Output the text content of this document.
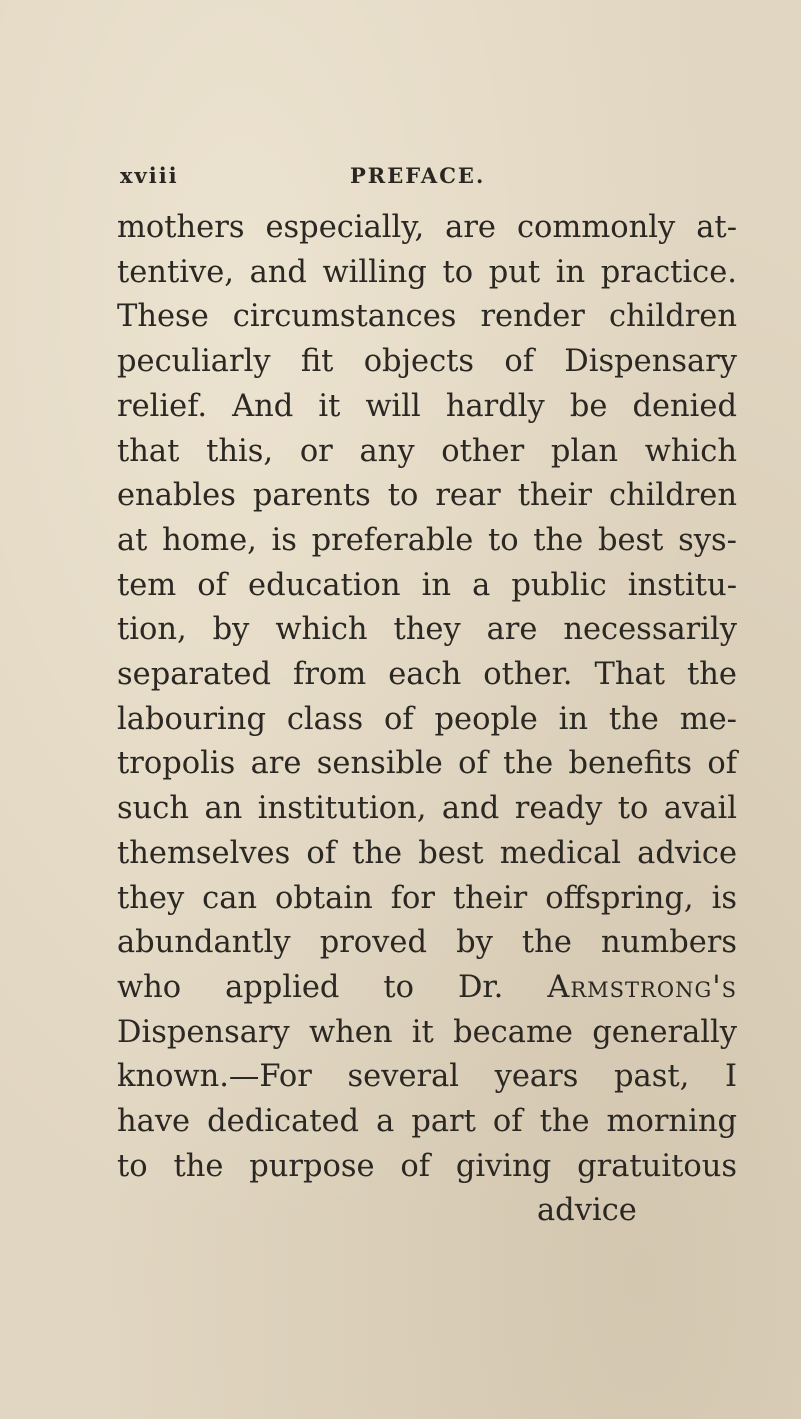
xviii	PREFACE.
mothers especially, are commonly at-
tentive, and willing to put in practice.
These circumstances render children
peculiarly fit objects of Dispensary
relief. And it will hardly be denied
that this, or any other plan which
enables parents to rear their children
at home, is preferable to the best sys-
tem of education in a public institu-
tion, by which they are necessarily
separated from each other. That the
labouring class of people in the me-
tropolis are sensible of the benefits of
such an institution, and ready to avail
themselves of the best medical advice
they can obtain for their offspring, is
abundantly proved by the numbers
who applied to Dr. Armstrong's
Dispensary when it became generally
known.—For several years past, I
have dedicated a part of the morning
to the purpose of giving gratuitous
advice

> _DESCRIPTION OF THE TASK_: Find the lines that include the string "children", then copy each of them.

> _IN RESPONSE_:
These circumstances render children
enables parents to rear their children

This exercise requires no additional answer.